(Short task)
Present each line of the entries below that holds the word "this".

..........

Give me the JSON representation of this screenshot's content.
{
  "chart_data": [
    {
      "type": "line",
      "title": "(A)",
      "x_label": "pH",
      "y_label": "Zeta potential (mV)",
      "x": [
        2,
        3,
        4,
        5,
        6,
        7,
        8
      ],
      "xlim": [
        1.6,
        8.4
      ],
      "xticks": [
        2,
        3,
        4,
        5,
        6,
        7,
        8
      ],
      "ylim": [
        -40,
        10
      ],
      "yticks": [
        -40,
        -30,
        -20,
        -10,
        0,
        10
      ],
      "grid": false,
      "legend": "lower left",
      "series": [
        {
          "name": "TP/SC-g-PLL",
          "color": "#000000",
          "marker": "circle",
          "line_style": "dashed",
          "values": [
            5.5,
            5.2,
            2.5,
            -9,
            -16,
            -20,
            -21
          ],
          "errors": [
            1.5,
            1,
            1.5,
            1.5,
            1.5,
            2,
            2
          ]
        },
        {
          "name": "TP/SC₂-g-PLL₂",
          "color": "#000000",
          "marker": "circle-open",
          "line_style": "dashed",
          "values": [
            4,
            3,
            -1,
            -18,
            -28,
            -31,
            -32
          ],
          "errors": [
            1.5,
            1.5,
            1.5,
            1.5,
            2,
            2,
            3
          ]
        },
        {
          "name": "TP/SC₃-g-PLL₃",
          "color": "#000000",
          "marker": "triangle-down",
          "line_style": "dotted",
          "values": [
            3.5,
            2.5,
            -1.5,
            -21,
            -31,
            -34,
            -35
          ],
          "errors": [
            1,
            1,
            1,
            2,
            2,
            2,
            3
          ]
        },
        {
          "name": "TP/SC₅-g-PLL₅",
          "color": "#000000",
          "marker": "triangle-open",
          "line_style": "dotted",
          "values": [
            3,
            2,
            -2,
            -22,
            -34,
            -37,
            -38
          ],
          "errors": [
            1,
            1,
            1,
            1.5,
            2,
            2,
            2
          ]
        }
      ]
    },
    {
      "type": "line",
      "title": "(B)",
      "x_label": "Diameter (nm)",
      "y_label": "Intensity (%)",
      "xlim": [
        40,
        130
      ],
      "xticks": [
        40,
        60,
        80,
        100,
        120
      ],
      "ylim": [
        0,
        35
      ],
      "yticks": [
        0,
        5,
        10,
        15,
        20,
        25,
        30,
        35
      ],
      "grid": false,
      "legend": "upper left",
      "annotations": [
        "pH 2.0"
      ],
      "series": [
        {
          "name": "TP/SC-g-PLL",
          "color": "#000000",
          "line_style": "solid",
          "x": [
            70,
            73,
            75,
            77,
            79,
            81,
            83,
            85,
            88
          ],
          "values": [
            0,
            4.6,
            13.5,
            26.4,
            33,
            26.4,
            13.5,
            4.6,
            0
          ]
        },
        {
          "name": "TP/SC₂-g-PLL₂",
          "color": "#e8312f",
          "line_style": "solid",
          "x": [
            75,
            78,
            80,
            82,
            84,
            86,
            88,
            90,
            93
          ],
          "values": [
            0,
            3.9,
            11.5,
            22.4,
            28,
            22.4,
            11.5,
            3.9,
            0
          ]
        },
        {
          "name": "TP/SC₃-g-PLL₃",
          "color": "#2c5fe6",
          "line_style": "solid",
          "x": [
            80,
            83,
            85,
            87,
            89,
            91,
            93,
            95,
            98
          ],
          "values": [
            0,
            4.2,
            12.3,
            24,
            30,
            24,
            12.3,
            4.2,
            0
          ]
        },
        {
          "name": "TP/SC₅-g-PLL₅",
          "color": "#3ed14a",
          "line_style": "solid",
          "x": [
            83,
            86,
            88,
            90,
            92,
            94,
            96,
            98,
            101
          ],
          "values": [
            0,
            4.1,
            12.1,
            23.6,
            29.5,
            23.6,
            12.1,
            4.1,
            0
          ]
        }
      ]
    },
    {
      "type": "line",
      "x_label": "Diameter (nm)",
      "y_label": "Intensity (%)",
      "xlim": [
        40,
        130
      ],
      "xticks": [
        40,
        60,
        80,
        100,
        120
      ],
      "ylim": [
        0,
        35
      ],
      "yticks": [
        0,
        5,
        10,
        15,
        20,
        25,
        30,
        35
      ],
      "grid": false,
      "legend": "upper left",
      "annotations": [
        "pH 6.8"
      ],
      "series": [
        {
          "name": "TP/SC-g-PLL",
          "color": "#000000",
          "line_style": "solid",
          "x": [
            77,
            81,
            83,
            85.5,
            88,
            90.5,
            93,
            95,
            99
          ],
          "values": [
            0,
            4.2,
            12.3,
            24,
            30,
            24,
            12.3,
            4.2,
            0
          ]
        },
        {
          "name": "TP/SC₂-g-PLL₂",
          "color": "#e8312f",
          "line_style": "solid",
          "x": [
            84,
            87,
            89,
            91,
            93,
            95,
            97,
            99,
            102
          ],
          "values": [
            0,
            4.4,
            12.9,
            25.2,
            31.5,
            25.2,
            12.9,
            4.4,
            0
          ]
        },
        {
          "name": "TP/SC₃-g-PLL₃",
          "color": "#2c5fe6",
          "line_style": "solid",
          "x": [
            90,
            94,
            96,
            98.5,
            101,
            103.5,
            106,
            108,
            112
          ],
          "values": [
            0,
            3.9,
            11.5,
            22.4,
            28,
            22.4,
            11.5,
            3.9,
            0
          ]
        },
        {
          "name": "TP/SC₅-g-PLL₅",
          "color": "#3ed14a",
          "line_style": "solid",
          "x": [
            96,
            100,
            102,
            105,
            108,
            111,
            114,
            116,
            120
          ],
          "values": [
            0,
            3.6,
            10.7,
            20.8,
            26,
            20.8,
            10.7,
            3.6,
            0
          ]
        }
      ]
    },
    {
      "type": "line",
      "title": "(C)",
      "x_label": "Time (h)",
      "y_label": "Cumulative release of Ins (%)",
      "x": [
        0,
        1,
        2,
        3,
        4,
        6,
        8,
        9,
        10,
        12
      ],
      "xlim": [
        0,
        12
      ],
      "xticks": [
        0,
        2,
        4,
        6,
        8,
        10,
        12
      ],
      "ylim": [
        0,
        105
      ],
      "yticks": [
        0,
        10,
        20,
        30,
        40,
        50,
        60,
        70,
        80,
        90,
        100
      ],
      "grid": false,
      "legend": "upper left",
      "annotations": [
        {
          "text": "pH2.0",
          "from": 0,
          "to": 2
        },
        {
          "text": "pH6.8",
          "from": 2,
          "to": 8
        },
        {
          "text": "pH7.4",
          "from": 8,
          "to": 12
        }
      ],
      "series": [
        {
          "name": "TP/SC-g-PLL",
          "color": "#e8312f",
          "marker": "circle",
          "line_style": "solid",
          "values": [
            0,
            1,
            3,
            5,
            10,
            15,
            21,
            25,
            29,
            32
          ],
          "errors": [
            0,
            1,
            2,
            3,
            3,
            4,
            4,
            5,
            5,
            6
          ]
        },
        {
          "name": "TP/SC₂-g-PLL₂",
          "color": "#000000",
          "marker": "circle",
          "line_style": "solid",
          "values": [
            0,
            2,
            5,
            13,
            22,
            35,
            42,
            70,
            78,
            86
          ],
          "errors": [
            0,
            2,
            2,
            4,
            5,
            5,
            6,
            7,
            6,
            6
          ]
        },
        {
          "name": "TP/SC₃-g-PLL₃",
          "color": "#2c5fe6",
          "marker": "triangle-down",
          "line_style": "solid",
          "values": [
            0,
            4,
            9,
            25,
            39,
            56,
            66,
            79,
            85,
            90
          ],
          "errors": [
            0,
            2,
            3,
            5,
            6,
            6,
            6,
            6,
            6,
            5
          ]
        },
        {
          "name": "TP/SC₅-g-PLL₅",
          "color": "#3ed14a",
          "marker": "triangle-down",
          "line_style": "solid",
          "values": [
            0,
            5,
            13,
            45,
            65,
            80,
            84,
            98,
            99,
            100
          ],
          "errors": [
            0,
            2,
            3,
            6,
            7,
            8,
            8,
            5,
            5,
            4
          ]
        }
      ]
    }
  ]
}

..........

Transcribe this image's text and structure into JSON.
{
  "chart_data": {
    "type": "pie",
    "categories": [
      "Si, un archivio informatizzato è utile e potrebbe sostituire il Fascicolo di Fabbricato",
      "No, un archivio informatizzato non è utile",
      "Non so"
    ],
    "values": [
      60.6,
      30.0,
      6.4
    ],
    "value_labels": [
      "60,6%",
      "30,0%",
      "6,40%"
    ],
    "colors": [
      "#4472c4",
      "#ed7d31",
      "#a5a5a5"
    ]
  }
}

..........

(Solution below)
Give me the JSON representation of this screenshot's content.
Transcribe this image's text and structure into JSON.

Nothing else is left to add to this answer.